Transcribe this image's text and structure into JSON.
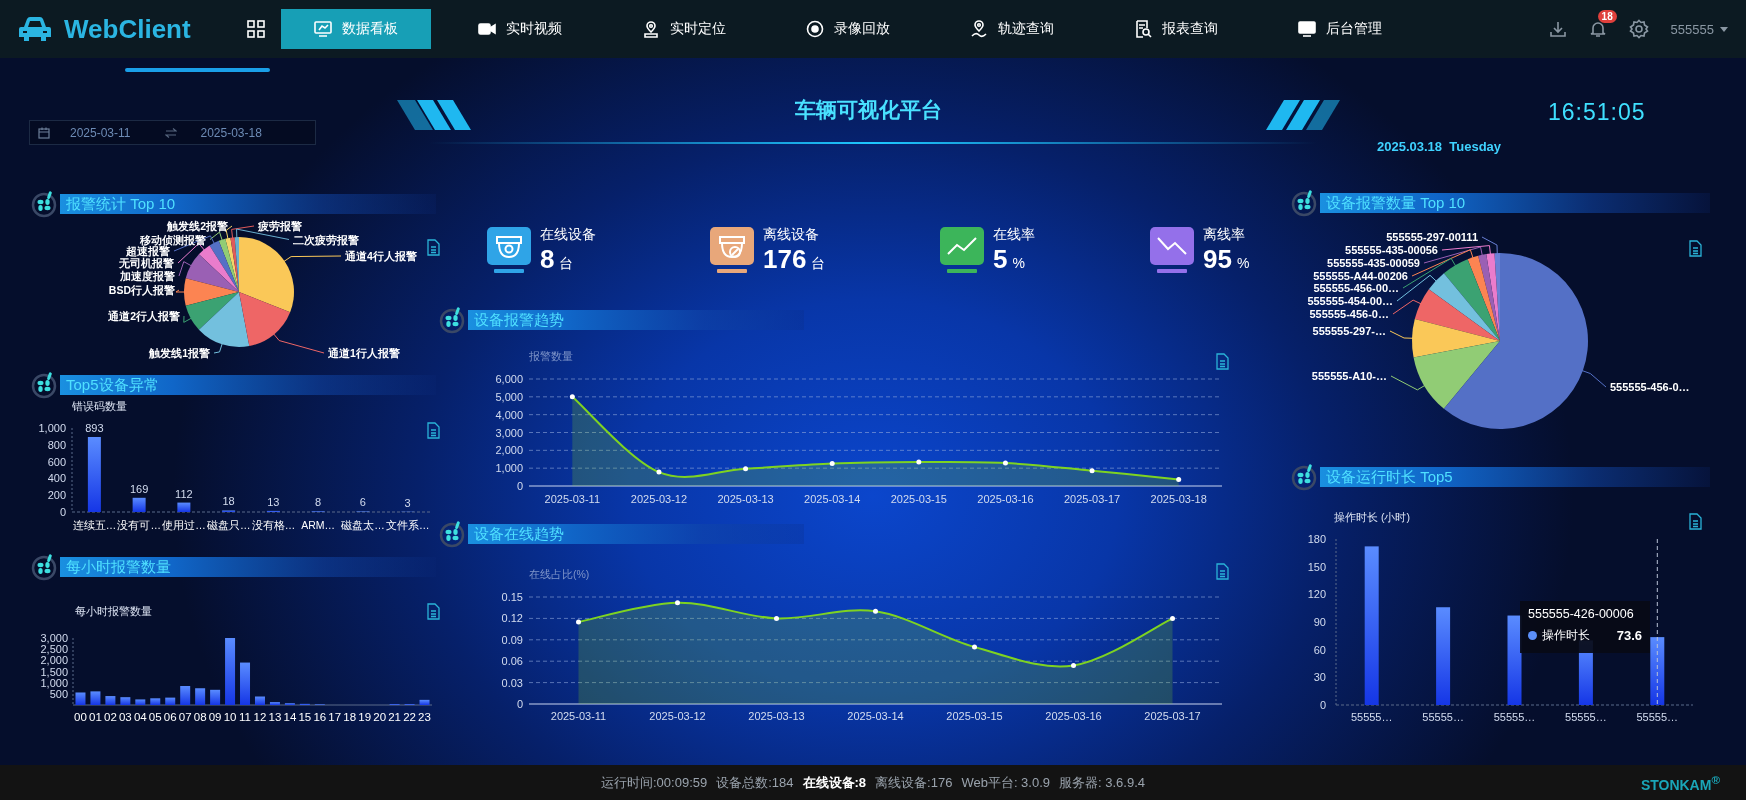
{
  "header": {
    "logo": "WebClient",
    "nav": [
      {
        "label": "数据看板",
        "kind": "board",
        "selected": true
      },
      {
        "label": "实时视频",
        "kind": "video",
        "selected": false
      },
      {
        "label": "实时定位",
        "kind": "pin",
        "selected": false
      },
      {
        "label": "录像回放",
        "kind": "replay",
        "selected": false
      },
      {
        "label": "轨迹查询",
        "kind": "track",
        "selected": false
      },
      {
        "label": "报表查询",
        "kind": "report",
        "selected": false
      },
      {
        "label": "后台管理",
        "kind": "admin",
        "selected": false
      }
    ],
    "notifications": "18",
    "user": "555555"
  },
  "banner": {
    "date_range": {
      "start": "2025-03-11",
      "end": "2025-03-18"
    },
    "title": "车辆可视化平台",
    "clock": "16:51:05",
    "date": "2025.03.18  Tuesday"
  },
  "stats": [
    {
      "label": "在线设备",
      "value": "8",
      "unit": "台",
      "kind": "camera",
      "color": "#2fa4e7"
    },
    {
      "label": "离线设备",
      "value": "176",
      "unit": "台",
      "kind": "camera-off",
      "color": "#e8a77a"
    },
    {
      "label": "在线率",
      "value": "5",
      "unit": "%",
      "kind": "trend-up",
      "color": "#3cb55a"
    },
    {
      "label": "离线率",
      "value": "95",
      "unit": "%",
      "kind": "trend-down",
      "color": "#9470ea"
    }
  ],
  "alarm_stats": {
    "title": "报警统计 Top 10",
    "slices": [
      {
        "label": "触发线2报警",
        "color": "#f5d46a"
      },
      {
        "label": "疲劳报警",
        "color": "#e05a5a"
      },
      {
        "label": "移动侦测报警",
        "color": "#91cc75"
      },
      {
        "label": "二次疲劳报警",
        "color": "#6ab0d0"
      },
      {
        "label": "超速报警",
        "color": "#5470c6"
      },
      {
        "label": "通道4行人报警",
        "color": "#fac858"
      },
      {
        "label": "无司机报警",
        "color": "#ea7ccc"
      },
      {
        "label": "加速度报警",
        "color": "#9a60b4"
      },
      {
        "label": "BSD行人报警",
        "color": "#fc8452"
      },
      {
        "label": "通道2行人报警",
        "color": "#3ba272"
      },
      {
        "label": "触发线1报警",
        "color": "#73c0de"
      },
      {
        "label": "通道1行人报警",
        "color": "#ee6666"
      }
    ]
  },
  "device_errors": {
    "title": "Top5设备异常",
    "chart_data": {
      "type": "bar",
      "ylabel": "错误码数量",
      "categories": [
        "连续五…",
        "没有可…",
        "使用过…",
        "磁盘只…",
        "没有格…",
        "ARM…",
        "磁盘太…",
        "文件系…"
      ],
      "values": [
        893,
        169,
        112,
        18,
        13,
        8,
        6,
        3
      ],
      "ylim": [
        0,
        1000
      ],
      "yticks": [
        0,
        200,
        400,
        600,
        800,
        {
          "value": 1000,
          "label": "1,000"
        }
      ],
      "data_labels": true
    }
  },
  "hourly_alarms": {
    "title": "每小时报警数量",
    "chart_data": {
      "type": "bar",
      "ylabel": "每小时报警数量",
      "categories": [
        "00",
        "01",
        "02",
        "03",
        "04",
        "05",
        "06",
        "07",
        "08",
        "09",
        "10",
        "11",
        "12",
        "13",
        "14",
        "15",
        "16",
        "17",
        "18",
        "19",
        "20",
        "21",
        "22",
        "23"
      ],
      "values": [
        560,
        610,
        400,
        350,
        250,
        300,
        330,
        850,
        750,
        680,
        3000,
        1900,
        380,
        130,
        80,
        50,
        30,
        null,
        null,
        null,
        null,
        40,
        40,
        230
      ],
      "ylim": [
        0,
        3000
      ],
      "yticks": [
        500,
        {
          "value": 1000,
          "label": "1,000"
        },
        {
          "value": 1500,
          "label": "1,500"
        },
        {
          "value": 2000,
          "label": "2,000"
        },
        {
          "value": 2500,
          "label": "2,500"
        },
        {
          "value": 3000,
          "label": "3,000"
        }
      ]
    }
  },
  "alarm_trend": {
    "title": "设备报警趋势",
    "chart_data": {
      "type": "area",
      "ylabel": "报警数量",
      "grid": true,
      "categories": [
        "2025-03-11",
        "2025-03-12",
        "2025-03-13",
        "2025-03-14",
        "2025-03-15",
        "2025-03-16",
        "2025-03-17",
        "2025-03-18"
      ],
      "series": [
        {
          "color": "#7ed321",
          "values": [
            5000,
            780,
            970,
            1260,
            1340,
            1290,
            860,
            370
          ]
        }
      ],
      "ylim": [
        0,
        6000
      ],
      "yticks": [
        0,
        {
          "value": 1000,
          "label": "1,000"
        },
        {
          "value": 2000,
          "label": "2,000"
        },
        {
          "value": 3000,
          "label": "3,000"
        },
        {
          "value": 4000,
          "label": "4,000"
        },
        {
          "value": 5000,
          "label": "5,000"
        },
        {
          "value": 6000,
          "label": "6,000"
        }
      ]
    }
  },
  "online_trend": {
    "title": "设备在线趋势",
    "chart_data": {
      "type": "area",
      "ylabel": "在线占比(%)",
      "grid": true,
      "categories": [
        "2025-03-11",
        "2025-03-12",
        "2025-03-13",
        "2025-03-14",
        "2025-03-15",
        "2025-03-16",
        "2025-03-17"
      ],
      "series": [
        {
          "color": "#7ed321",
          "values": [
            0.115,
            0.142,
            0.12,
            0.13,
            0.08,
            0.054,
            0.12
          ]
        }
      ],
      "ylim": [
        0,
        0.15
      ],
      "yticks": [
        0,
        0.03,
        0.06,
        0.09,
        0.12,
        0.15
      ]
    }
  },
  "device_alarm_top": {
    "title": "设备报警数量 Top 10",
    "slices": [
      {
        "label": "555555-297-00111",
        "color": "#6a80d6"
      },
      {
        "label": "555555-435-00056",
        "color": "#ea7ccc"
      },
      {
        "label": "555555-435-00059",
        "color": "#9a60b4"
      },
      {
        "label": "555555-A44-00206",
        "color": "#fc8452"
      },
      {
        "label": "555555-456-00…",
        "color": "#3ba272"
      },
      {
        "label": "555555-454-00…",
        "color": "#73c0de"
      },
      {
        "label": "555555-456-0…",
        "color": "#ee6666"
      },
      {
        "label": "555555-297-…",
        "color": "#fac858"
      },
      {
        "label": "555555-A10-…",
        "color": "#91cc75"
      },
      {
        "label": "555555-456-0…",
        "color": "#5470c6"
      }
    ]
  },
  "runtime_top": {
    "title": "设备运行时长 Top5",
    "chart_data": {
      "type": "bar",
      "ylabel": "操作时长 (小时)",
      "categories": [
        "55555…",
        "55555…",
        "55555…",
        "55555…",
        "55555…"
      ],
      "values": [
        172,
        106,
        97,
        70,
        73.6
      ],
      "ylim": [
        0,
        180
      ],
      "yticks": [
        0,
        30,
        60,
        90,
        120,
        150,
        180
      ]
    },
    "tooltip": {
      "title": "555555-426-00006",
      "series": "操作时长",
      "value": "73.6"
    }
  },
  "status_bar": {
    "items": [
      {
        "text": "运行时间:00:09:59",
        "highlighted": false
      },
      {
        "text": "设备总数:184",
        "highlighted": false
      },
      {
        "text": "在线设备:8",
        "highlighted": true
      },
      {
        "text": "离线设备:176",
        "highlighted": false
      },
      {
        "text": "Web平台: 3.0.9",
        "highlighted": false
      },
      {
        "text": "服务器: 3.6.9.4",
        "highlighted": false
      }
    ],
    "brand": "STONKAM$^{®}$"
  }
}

---

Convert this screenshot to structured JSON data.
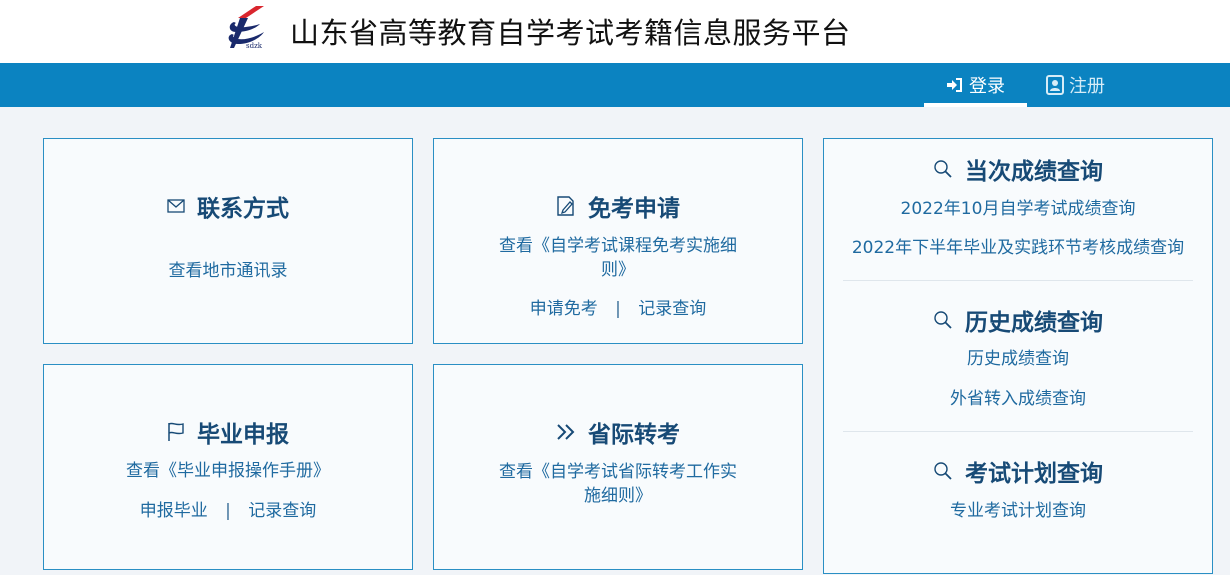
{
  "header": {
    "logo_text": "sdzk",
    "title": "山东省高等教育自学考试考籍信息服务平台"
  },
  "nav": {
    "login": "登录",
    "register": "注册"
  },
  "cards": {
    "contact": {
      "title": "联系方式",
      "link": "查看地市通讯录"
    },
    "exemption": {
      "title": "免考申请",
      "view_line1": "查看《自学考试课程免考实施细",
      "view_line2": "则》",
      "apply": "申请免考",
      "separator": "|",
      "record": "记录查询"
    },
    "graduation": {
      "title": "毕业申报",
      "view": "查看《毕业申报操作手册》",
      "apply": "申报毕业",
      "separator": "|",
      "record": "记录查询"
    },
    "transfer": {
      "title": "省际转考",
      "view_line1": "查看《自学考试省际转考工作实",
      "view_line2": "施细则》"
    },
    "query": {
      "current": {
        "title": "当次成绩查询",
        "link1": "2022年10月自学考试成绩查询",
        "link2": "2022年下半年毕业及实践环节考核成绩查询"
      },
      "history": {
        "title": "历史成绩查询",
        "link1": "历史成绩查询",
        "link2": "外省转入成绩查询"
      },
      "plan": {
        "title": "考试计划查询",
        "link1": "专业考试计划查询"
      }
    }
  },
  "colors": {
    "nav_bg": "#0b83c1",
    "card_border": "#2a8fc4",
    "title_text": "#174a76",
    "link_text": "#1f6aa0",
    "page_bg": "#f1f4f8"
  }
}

---

Written request: Filter the records above for "kind" and copy every matching line.

Solution to this exercise:
        "kind": "board",
        "kind": "video",
        "kind": "pin",
        "kind": "replay",
        "kind": "track",
        "kind": "report",
        "kind": "admin",
      "kind": "camera",
      "kind": "camera-off",
      "kind": "trend-up",
      "kind": "trend-down",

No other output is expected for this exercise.